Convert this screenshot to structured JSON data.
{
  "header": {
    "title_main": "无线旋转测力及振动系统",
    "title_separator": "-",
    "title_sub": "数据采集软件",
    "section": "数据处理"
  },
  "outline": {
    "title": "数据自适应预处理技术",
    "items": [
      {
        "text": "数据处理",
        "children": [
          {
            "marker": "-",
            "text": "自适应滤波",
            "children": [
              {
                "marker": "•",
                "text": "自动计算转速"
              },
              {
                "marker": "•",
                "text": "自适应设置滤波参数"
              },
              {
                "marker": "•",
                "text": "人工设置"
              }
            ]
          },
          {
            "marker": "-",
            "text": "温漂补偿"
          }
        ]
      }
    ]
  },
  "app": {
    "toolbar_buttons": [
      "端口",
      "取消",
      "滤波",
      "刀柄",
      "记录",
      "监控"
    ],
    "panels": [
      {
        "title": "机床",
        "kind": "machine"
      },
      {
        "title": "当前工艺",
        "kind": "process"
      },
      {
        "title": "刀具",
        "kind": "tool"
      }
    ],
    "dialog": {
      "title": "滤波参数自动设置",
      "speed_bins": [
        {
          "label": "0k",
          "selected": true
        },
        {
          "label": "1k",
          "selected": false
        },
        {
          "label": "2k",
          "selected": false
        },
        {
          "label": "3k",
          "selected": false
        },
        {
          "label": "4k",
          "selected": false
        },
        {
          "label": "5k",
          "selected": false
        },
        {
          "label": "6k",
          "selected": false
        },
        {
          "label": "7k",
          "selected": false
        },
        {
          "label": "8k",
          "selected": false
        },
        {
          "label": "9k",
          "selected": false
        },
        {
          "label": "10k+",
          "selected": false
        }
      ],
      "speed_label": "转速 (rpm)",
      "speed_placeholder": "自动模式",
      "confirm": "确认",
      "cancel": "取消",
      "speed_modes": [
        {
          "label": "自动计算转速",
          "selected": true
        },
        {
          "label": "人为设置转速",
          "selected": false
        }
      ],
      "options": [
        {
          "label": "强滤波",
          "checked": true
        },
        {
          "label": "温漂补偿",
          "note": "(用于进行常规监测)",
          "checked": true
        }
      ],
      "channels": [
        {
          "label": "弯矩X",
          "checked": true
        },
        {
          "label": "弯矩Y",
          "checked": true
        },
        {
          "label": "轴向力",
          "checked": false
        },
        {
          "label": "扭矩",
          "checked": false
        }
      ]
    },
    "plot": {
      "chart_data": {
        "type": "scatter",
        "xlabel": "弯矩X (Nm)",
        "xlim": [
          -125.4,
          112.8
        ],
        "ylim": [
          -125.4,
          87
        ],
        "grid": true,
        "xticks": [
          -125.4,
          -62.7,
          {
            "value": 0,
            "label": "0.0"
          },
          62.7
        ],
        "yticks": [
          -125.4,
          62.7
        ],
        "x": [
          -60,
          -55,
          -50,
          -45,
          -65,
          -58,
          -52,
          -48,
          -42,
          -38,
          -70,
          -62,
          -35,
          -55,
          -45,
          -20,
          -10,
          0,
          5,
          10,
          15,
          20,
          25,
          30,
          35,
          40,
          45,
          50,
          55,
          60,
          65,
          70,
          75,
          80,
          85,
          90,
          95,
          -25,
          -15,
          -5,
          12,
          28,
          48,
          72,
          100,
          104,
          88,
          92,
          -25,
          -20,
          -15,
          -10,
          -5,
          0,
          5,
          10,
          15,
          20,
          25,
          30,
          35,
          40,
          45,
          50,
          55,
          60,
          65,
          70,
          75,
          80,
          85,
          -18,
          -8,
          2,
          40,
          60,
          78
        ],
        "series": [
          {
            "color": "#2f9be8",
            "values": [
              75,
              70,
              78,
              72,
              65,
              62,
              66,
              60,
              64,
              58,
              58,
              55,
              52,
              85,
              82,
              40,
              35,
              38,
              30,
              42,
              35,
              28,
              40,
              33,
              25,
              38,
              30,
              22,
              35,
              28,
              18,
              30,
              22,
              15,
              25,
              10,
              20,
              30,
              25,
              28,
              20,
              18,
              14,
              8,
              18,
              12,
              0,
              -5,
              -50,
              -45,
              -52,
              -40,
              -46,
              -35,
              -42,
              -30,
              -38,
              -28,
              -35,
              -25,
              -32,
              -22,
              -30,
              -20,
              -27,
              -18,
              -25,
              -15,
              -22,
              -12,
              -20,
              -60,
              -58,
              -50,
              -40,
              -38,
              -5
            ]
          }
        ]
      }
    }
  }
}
--
The lines above should be duplicated exactly.

> _ANSWER TO THIS EXERCISE_:
Convert this screenshot to structured JSON data.
{
  "header": {
    "title_main": "无线旋转测力及振动系统",
    "title_separator": "-",
    "title_sub": "数据采集软件",
    "section": "数据处理"
  },
  "outline": {
    "title": "数据自适应预处理技术",
    "items": [
      {
        "text": "数据处理",
        "children": [
          {
            "marker": "-",
            "text": "自适应滤波",
            "children": [
              {
                "marker": "•",
                "text": "自动计算转速"
              },
              {
                "marker": "•",
                "text": "自适应设置滤波参数"
              },
              {
                "marker": "•",
                "text": "人工设置"
              }
            ]
          },
          {
            "marker": "-",
            "text": "温漂补偿"
          }
        ]
      }
    ]
  },
  "app": {
    "toolbar_buttons": [
      "端口",
      "取消",
      "滤波",
      "刀柄",
      "记录",
      "监控"
    ],
    "panels": [
      {
        "title": "机床",
        "kind": "machine"
      },
      {
        "title": "当前工艺",
        "kind": "process"
      },
      {
        "title": "刀具",
        "kind": "tool"
      }
    ],
    "dialog": {
      "title": "滤波参数自动设置",
      "speed_bins": [
        {
          "label": "0k",
          "selected": true
        },
        {
          "label": "1k",
          "selected": false
        },
        {
          "label": "2k",
          "selected": false
        },
        {
          "label": "3k",
          "selected": false
        },
        {
          "label": "4k",
          "selected": false
        },
        {
          "label": "5k",
          "selected": false
        },
        {
          "label": "6k",
          "selected": false
        },
        {
          "label": "7k",
          "selected": false
        },
        {
          "label": "8k",
          "selected": false
        },
        {
          "label": "9k",
          "selected": false
        },
        {
          "label": "10k+",
          "selected": false
        }
      ],
      "speed_label": "转速 (rpm)",
      "speed_placeholder": "自动模式",
      "confirm": "确认",
      "cancel": "取消",
      "speed_modes": [
        {
          "label": "自动计算转速",
          "selected": true
        },
        {
          "label": "人为设置转速",
          "selected": false
        }
      ],
      "options": [
        {
          "label": "强滤波",
          "checked": true
        },
        {
          "label": "温漂补偿",
          "note": "(用于进行常规监测)",
          "checked": true
        }
      ],
      "channels": [
        {
          "label": "弯矩X",
          "checked": true
        },
        {
          "label": "弯矩Y",
          "checked": true
        },
        {
          "label": "轴向力",
          "checked": false
        },
        {
          "label": "扭矩",
          "checked": false
        }
      ]
    },
    "plot": {
      "chart_data": {
        "type": "scatter",
        "xlabel": "弯矩X (Nm)",
        "xlim": [
          -125.4,
          112.8
        ],
        "ylim": [
          -125.4,
          87
        ],
        "grid": true,
        "xticks": [
          -125.4,
          -62.7,
          {
            "value": 0,
            "label": "0.0"
          },
          62.7
        ],
        "yticks": [
          -125.4,
          62.7
        ],
        "x": [
          -60,
          -55,
          -50,
          -45,
          -65,
          -58,
          -52,
          -48,
          -42,
          -38,
          -70,
          -62,
          -35,
          -55,
          -45,
          -20,
          -10,
          0,
          5,
          10,
          15,
          20,
          25,
          30,
          35,
          40,
          45,
          50,
          55,
          60,
          65,
          70,
          75,
          80,
          85,
          90,
          95,
          -25,
          -15,
          -5,
          12,
          28,
          48,
          72,
          100,
          104,
          88,
          92,
          -25,
          -20,
          -15,
          -10,
          -5,
          0,
          5,
          10,
          15,
          20,
          25,
          30,
          35,
          40,
          45,
          50,
          55,
          60,
          65,
          70,
          75,
          80,
          85,
          -18,
          -8,
          2,
          40,
          60,
          78
        ],
        "series": [
          {
            "color": "#2f9be8",
            "values": [
              75,
              70,
              78,
              72,
              65,
              62,
              66,
              60,
              64,
              58,
              58,
              55,
              52,
              85,
              82,
              40,
              35,
              38,
              30,
              42,
              35,
              28,
              40,
              33,
              25,
              38,
              30,
              22,
              35,
              28,
              18,
              30,
              22,
              15,
              25,
              10,
              20,
              30,
              25,
              28,
              20,
              18,
              14,
              8,
              18,
              12,
              0,
              -5,
              -50,
              -45,
              -52,
              -40,
              -46,
              -35,
              -42,
              -30,
              -38,
              -28,
              -35,
              -25,
              -32,
              -22,
              -30,
              -20,
              -27,
              -18,
              -25,
              -15,
              -22,
              -12,
              -20,
              -60,
              -58,
              -50,
              -40,
              -38,
              -5
            ]
          }
        ]
      }
    }
  }
}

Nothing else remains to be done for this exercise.